TASK STATEMENT →
Repeat every entry in the listing below, exactly.

EXERCISE MATERIALS →
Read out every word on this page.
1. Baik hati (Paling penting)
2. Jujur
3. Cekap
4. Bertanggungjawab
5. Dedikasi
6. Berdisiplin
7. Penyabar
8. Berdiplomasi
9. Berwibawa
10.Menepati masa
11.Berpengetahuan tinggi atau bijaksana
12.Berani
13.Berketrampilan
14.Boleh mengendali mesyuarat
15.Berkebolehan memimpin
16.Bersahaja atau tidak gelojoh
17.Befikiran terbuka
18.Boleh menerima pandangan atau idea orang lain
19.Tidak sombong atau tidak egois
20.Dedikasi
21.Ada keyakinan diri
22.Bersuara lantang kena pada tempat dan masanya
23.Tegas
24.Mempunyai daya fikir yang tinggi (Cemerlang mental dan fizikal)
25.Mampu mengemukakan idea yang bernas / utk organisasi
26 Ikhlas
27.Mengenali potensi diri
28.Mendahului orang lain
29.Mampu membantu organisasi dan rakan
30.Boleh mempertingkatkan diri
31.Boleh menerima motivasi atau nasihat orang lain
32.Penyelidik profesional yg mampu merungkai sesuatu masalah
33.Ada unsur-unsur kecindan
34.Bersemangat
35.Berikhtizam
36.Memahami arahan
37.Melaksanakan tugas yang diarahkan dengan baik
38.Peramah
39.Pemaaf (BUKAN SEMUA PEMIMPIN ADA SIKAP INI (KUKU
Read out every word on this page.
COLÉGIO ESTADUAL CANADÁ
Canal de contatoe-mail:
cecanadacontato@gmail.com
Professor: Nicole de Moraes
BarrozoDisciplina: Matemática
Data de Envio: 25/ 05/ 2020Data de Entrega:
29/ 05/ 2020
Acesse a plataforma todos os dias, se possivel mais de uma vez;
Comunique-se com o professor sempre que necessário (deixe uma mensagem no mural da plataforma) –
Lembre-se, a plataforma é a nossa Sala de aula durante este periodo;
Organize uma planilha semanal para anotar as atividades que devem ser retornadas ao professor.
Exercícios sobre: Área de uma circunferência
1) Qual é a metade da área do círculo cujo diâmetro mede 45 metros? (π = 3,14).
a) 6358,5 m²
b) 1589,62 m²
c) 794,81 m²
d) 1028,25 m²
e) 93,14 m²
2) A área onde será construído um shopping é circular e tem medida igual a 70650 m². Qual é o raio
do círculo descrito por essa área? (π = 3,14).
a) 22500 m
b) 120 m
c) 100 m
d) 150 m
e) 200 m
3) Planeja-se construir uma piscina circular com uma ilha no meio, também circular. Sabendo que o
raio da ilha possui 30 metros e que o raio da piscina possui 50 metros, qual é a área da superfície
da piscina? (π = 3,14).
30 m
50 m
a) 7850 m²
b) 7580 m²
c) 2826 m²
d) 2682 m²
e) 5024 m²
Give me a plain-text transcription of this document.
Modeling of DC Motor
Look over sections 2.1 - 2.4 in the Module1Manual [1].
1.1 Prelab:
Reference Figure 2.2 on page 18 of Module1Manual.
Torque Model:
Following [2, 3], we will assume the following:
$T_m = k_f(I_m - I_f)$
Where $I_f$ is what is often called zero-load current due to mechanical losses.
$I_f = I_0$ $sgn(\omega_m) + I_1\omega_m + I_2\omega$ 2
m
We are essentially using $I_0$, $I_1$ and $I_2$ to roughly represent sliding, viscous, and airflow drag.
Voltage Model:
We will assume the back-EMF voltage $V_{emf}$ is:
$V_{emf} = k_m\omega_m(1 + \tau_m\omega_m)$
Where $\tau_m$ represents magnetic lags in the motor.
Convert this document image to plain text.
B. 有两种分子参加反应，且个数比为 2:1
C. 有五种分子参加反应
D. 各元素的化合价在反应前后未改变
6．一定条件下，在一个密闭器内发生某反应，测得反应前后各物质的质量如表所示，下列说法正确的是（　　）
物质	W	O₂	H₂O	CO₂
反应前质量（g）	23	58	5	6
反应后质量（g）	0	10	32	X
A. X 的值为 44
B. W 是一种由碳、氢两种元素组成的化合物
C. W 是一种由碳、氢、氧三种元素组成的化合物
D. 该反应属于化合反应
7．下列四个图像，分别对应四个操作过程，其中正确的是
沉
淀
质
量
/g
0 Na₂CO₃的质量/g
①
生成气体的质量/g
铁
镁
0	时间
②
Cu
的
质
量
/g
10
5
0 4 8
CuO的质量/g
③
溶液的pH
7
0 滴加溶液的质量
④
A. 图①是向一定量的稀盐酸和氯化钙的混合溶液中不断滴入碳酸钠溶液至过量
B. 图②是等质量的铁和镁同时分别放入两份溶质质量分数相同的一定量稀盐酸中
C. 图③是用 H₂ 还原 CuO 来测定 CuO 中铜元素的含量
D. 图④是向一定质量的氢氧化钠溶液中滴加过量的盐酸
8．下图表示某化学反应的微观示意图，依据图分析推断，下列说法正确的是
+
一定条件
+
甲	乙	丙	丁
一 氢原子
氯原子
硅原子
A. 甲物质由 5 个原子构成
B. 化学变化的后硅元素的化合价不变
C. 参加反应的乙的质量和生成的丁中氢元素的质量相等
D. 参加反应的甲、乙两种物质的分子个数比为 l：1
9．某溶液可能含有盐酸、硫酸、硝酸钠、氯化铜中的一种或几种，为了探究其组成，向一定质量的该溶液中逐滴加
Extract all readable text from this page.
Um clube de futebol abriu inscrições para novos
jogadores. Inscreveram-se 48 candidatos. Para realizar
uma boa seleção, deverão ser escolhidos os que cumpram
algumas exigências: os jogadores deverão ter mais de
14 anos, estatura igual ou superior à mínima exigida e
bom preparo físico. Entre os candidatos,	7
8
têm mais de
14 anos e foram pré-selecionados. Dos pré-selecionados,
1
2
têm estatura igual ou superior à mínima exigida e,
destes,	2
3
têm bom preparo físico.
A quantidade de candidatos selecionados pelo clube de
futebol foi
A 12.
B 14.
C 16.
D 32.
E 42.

THE COMPLETED TASK →
Read out every word on this page.
1. Baik hati (Paling penting)
2. Jujur
3. Cekap
4. Bertanggungjawab
5. Dedikasi
6. Berdisiplin
7. Penyabar
8. Berdiplomasi
9. Berwibawa
10.Menepati masa
11.Berpengetahuan tinggi atau bijaksana
12.Berani
13.Berketrampilan
14.Boleh mengendali mesyuarat
15.Berkebolehan memimpin
16.Bersahaja atau tidak gelojoh
17.Befikiran terbuka
18.Boleh menerima pandangan atau idea orang lain
19.Tidak sombong atau tidak egois
20.Dedikasi
21.Ada keyakinan diri
22.Bersuara lantang kena pada tempat dan masanya
23.Tegas
24.Mempunyai daya fikir yang tinggi (Cemerlang mental dan fizikal)
25.Mampu mengemukakan idea yang bernas / utk organisasi
26 Ikhlas
27.Mengenali potensi diri
28.Mendahului orang lain
29.Mampu membantu organisasi dan rakan
30.Boleh mempertingkatkan diri
31.Boleh menerima motivasi atau nasihat orang lain
32.Penyelidik profesional yg mampu merungkai sesuatu masalah
33.Ada unsur-unsur kecindan
34.Bersemangat
35.Berikhtizam
36.Memahami arahan
37.Melaksanakan tugas yang diarahkan dengan baik
38.Peramah
39.Pemaaf (BUKAN SEMUA PEMIMPIN ADA SIKAP INI (KUKU
Read out every word on this page.
COLÉGIO ESTADUAL CANADÁ
Canal de contatoe-mail:
cecanadacontato@gmail.com
Professor: Nicole de Moraes
BarrozoDisciplina: Matemática
Data de Envio: 25/ 05/ 2020Data de Entrega:
29/ 05/ 2020
Acesse a plataforma todos os dias, se possivel mais de uma vez;
Comunique-se com o professor sempre que necessário (deixe uma mensagem no mural da plataforma) –
Lembre-se, a plataforma é a nossa Sala de aula durante este periodo;
Organize uma planilha semanal para anotar as atividades que devem ser retornadas ao professor.
Exercícios sobre: Área de uma circunferência
1) Qual é a metade da área do círculo cujo diâmetro mede 45 metros? (π = 3,14).
a) 6358,5 m²
b) 1589,62 m²
c) 794,81 m²
d) 1028,25 m²
e) 93,14 m²
2) A área onde será construído um shopping é circular e tem medida igual a 70650 m². Qual é o raio
do círculo descrito por essa área? (π = 3,14).
a) 22500 m
b) 120 m
c) 100 m
d) 150 m
e) 200 m
3) Planeja-se construir uma piscina circular com uma ilha no meio, também circular. Sabendo que o
raio da ilha possui 30 metros e que o raio da piscina possui 50 metros, qual é a área da superfície
da piscina? (π = 3,14).
30 m
50 m
a) 7850 m²
b) 7580 m²
c) 2826 m²
d) 2682 m²
e) 5024 m²
Give me a plain-text transcription of this document.
Modeling of DC Motor
Look over sections 2.1 - 2.4 in the Module1Manual [1].
1.1 Prelab:
Reference Figure 2.2 on page 18 of Module1Manual.
Torque Model:
Following [2, 3], we will assume the following:
$T_m = k_f(I_m - I_f)$
Where $I_f$ is what is often called zero-load current due to mechanical losses.
$I_f = I_0$ $sgn(\omega_m) + I_1\omega_m + I_2\omega$ 2
m
We are essentially using $I_0$, $I_1$ and $I_2$ to roughly represent sliding, viscous, and airflow drag.
Voltage Model:
We will assume the back-EMF voltage $V_{emf}$ is:
$V_{emf} = k_m\omega_m(1 + \tau_m\omega_m)$
Where $\tau_m$ represents magnetic lags in the motor.
Convert this document image to plain text.
B. 有两种分子参加反应，且个数比为 2:1
C. 有五种分子参加反应
D. 各元素的化合价在反应前后未改变
6．一定条件下，在一个密闭器内发生某反应，测得反应前后各物质的质量如表所示，下列说法正确的是（　　）
物质	W	O₂	H₂O	CO₂
反应前质量（g）	23	58	5	6
反应后质量（g）	0	10	32	X
A. X 的值为 44
B. W 是一种由碳、氢两种元素组成的化合物
C. W 是一种由碳、氢、氧三种元素组成的化合物
D. 该反应属于化合反应
7．下列四个图像，分别对应四个操作过程，其中正确的是
沉
淀
质
量
/g
0 Na₂CO₃的质量/g
①
生成气体的质量/g
铁
镁
0	时间
②
Cu
的
质
量
/g
10
5
0 4 8
CuO的质量/g
③
溶液的pH
7
0 滴加溶液的质量
④
A. 图①是向一定量的稀盐酸和氯化钙的混合溶液中不断滴入碳酸钠溶液至过量
B. 图②是等质量的铁和镁同时分别放入两份溶质质量分数相同的一定量稀盐酸中
C. 图③是用 H₂ 还原 CuO 来测定 CuO 中铜元素的含量
D. 图④是向一定质量的氢氧化钠溶液中滴加过量的盐酸
8．下图表示某化学反应的微观示意图，依据图分析推断，下列说法正确的是
+
一定条件
+
甲	乙	丙	丁
一 氢原子
氯原子
硅原子
A. 甲物质由 5 个原子构成
B. 化学变化的后硅元素的化合价不变
C. 参加反应的乙的质量和生成的丁中氢元素的质量相等
D. 参加反应的甲、乙两种物质的分子个数比为 l：1
9．某溶液可能含有盐酸、硫酸、硝酸钠、氯化铜中的一种或几种，为了探究其组成，向一定质量的该溶液中逐滴加
Extract all readable text from this page.
Um clube de futebol abriu inscrições para novos
jogadores. Inscreveram-se 48 candidatos. Para realizar
uma boa seleção, deverão ser escolhidos os que cumpram
algumas exigências: os jogadores deverão ter mais de
14 anos, estatura igual ou superior à mínima exigida e
bom preparo físico. Entre os candidatos,	7
8
têm mais de
14 anos e foram pré-selecionados. Dos pré-selecionados,
1
2
têm estatura igual ou superior à mínima exigida e,
destes,	2
3
têm bom preparo físico.
A quantidade de candidatos selecionados pelo clube de
futebol foi
A 12.
B 14.
C 16.
D 32.
E 42.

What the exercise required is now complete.